Can you give all the records again without altering a single character?

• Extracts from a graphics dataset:
____________

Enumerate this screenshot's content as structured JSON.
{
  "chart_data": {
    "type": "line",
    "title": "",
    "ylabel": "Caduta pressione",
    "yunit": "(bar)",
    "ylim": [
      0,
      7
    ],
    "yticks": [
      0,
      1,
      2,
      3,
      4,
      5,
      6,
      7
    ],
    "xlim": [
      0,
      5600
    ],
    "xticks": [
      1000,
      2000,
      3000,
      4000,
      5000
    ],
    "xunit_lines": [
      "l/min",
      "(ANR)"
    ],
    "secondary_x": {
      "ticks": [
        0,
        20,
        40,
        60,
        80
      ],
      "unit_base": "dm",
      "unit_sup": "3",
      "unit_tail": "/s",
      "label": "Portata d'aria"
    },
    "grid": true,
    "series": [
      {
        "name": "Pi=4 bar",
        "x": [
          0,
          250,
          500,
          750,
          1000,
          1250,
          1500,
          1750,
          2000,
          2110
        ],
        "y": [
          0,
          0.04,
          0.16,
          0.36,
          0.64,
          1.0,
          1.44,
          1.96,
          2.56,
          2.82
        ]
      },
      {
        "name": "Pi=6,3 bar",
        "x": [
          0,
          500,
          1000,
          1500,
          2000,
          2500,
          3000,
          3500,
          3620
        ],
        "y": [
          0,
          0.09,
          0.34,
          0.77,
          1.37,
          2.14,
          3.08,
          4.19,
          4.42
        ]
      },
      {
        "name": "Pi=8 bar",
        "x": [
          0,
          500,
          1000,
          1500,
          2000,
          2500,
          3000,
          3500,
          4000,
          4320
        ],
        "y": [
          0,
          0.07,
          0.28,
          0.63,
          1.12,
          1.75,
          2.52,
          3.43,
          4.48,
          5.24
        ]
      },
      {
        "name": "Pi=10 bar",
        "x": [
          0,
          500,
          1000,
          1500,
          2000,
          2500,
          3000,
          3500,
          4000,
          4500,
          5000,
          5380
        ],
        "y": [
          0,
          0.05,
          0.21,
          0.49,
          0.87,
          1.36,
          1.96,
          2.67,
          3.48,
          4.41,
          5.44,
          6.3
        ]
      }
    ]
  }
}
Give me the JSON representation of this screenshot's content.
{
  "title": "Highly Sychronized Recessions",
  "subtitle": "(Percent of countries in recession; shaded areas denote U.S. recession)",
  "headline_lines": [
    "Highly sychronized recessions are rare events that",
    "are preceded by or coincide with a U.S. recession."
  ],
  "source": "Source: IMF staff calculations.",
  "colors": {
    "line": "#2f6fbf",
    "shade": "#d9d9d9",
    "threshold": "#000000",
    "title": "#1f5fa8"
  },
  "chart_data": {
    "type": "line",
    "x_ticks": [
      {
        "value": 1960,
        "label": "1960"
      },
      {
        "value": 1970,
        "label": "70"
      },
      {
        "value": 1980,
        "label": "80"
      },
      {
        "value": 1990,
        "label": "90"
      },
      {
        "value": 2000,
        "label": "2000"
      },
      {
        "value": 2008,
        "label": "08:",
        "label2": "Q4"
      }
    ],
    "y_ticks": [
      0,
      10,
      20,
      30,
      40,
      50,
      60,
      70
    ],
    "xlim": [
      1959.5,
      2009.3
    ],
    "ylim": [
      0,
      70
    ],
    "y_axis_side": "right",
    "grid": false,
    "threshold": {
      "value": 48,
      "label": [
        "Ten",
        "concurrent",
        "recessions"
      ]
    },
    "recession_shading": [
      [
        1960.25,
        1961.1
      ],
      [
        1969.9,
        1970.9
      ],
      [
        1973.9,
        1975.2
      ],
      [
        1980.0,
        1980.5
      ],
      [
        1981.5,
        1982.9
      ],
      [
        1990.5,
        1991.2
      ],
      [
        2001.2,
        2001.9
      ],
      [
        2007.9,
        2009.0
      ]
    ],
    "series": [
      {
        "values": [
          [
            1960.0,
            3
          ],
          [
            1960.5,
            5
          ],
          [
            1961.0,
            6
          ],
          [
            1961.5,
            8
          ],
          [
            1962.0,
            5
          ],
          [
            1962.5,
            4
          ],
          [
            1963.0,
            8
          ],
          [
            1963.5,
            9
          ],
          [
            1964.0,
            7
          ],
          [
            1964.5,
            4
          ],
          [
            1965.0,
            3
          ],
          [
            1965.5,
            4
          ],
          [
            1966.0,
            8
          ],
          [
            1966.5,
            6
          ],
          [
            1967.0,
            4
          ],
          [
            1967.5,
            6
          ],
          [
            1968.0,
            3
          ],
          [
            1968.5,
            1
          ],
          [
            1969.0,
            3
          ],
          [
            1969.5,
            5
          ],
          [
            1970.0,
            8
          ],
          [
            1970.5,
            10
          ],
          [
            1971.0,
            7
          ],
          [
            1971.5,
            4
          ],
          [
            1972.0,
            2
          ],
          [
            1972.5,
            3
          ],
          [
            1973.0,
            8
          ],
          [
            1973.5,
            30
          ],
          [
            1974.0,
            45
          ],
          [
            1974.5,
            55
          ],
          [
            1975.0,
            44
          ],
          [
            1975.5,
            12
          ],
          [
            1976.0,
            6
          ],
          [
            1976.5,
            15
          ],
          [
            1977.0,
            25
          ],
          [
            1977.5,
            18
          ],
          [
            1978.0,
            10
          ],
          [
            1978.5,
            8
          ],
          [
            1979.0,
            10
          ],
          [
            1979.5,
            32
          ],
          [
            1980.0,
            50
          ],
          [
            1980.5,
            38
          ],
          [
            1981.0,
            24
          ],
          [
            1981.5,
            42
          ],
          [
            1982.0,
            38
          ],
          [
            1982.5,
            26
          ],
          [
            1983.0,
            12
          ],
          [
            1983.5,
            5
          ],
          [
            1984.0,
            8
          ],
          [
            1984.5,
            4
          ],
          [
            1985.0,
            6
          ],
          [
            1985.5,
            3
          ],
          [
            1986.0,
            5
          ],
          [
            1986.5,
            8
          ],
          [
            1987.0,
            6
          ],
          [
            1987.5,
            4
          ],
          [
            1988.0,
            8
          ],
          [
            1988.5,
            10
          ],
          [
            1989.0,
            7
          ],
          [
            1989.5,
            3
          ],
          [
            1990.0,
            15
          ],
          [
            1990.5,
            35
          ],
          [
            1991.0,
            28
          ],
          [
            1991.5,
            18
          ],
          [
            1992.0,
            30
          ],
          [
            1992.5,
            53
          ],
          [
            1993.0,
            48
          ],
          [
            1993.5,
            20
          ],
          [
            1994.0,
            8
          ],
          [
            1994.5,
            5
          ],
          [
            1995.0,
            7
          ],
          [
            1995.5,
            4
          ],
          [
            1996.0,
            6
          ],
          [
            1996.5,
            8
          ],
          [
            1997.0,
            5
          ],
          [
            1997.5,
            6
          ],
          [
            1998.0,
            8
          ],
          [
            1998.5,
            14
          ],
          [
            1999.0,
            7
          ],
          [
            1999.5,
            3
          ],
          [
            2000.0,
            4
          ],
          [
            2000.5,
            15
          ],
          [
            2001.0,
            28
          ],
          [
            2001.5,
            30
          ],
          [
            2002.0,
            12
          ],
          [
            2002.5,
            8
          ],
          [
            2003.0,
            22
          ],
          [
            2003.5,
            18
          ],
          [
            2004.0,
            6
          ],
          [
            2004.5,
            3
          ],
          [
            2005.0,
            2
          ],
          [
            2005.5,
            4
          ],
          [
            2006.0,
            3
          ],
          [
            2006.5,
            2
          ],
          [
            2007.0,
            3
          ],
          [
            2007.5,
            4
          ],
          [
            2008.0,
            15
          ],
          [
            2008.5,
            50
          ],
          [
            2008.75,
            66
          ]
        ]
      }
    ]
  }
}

____________

• EXERCISE ANSWER:
Enumerate this screenshot's content as structured JSON.
{
  "chart_data": {
    "type": "line",
    "title": "",
    "ylabel": "Caduta pressione",
    "yunit": "(bar)",
    "ylim": [
      0,
      7
    ],
    "yticks": [
      0,
      1,
      2,
      3,
      4,
      5,
      6,
      7
    ],
    "xlim": [
      0,
      5600
    ],
    "xticks": [
      1000,
      2000,
      3000,
      4000,
      5000
    ],
    "xunit_lines": [
      "l/min",
      "(ANR)"
    ],
    "secondary_x": {
      "ticks": [
        0,
        20,
        40,
        60,
        80
      ],
      "unit_base": "dm",
      "unit_sup": "3",
      "unit_tail": "/s",
      "label": "Portata d'aria"
    },
    "grid": true,
    "series": [
      {
        "name": "Pi=4 bar",
        "x": [
          0,
          250,
          500,
          750,
          1000,
          1250,
          1500,
          1750,
          2000,
          2110
        ],
        "y": [
          0,
          0.04,
          0.16,
          0.36,
          0.64,
          1.0,
          1.44,
          1.96,
          2.56,
          2.82
        ]
      },
      {
        "name": "Pi=6,3 bar",
        "x": [
          0,
          500,
          1000,
          1500,
          2000,
          2500,
          3000,
          3500,
          3620
        ],
        "y": [
          0,
          0.09,
          0.34,
          0.77,
          1.37,
          2.14,
          3.08,
          4.19,
          4.42
        ]
      },
      {
        "name": "Pi=8 bar",
        "x": [
          0,
          500,
          1000,
          1500,
          2000,
          2500,
          3000,
          3500,
          4000,
          4320
        ],
        "y": [
          0,
          0.07,
          0.28,
          0.63,
          1.12,
          1.75,
          2.52,
          3.43,
          4.48,
          5.24
        ]
      },
      {
        "name": "Pi=10 bar",
        "x": [
          0,
          500,
          1000,
          1500,
          2000,
          2500,
          3000,
          3500,
          4000,
          4500,
          5000,
          5380
        ],
        "y": [
          0,
          0.05,
          0.21,
          0.49,
          0.87,
          1.36,
          1.96,
          2.67,
          3.48,
          4.41,
          5.44,
          6.3
        ]
      }
    ]
  }
}
Give me the JSON representation of this screenshot's content.
{
  "title": "Highly Sychronized Recessions",
  "subtitle": "(Percent of countries in recession; shaded areas denote U.S. recession)",
  "headline_lines": [
    "Highly sychronized recessions are rare events that",
    "are preceded by or coincide with a U.S. recession."
  ],
  "source": "Source: IMF staff calculations.",
  "colors": {
    "line": "#2f6fbf",
    "shade": "#d9d9d9",
    "threshold": "#000000",
    "title": "#1f5fa8"
  },
  "chart_data": {
    "type": "line",
    "x_ticks": [
      {
        "value": 1960,
        "label": "1960"
      },
      {
        "value": 1970,
        "label": "70"
      },
      {
        "value": 1980,
        "label": "80"
      },
      {
        "value": 1990,
        "label": "90"
      },
      {
        "value": 2000,
        "label": "2000"
      },
      {
        "value": 2008,
        "label": "08:",
        "label2": "Q4"
      }
    ],
    "y_ticks": [
      0,
      10,
      20,
      30,
      40,
      50,
      60,
      70
    ],
    "xlim": [
      1959.5,
      2009.3
    ],
    "ylim": [
      0,
      70
    ],
    "y_axis_side": "right",
    "grid": false,
    "threshold": {
      "value": 48,
      "label": [
        "Ten",
        "concurrent",
        "recessions"
      ]
    },
    "recession_shading": [
      [
        1960.25,
        1961.1
      ],
      [
        1969.9,
        1970.9
      ],
      [
        1973.9,
        1975.2
      ],
      [
        1980.0,
        1980.5
      ],
      [
        1981.5,
        1982.9
      ],
      [
        1990.5,
        1991.2
      ],
      [
        2001.2,
        2001.9
      ],
      [
        2007.9,
        2009.0
      ]
    ],
    "series": [
      {
        "values": [
          [
            1960.0,
            3
          ],
          [
            1960.5,
            5
          ],
          [
            1961.0,
            6
          ],
          [
            1961.5,
            8
          ],
          [
            1962.0,
            5
          ],
          [
            1962.5,
            4
          ],
          [
            1963.0,
            8
          ],
          [
            1963.5,
            9
          ],
          [
            1964.0,
            7
          ],
          [
            1964.5,
            4
          ],
          [
            1965.0,
            3
          ],
          [
            1965.5,
            4
          ],
          [
            1966.0,
            8
          ],
          [
            1966.5,
            6
          ],
          [
            1967.0,
            4
          ],
          [
            1967.5,
            6
          ],
          [
            1968.0,
            3
          ],
          [
            1968.5,
            1
          ],
          [
            1969.0,
            3
          ],
          [
            1969.5,
            5
          ],
          [
            1970.0,
            8
          ],
          [
            1970.5,
            10
          ],
          [
            1971.0,
            7
          ],
          [
            1971.5,
            4
          ],
          [
            1972.0,
            2
          ],
          [
            1972.5,
            3
          ],
          [
            1973.0,
            8
          ],
          [
            1973.5,
            30
          ],
          [
            1974.0,
            45
          ],
          [
            1974.5,
            55
          ],
          [
            1975.0,
            44
          ],
          [
            1975.5,
            12
          ],
          [
            1976.0,
            6
          ],
          [
            1976.5,
            15
          ],
          [
            1977.0,
            25
          ],
          [
            1977.5,
            18
          ],
          [
            1978.0,
            10
          ],
          [
            1978.5,
            8
          ],
          [
            1979.0,
            10
          ],
          [
            1979.5,
            32
          ],
          [
            1980.0,
            50
          ],
          [
            1980.5,
            38
          ],
          [
            1981.0,
            24
          ],
          [
            1981.5,
            42
          ],
          [
            1982.0,
            38
          ],
          [
            1982.5,
            26
          ],
          [
            1983.0,
            12
          ],
          [
            1983.5,
            5
          ],
          [
            1984.0,
            8
          ],
          [
            1984.5,
            4
          ],
          [
            1985.0,
            6
          ],
          [
            1985.5,
            3
          ],
          [
            1986.0,
            5
          ],
          [
            1986.5,
            8
          ],
          [
            1987.0,
            6
          ],
          [
            1987.5,
            4
          ],
          [
            1988.0,
            8
          ],
          [
            1988.5,
            10
          ],
          [
            1989.0,
            7
          ],
          [
            1989.5,
            3
          ],
          [
            1990.0,
            15
          ],
          [
            1990.5,
            35
          ],
          [
            1991.0,
            28
          ],
          [
            1991.5,
            18
          ],
          [
            1992.0,
            30
          ],
          [
            1992.5,
            53
          ],
          [
            1993.0,
            48
          ],
          [
            1993.5,
            20
          ],
          [
            1994.0,
            8
          ],
          [
            1994.5,
            5
          ],
          [
            1995.0,
            7
          ],
          [
            1995.5,
            4
          ],
          [
            1996.0,
            6
          ],
          [
            1996.5,
            8
          ],
          [
            1997.0,
            5
          ],
          [
            1997.5,
            6
          ],
          [
            1998.0,
            8
          ],
          [
            1998.5,
            14
          ],
          [
            1999.0,
            7
          ],
          [
            1999.5,
            3
          ],
          [
            2000.0,
            4
          ],
          [
            2000.5,
            15
          ],
          [
            2001.0,
            28
          ],
          [
            2001.5,
            30
          ],
          [
            2002.0,
            12
          ],
          [
            2002.5,
            8
          ],
          [
            2003.0,
            22
          ],
          [
            2003.5,
            18
          ],
          [
            2004.0,
            6
          ],
          [
            2004.5,
            3
          ],
          [
            2005.0,
            2
          ],
          [
            2005.5,
            4
          ],
          [
            2006.0,
            3
          ],
          [
            2006.5,
            2
          ],
          [
            2007.0,
            3
          ],
          [
            2007.5,
            4
          ],
          [
            2008.0,
            15
          ],
          [
            2008.5,
            50
          ],
          [
            2008.75,
            66
          ]
        ]
      }
    ]
  }
}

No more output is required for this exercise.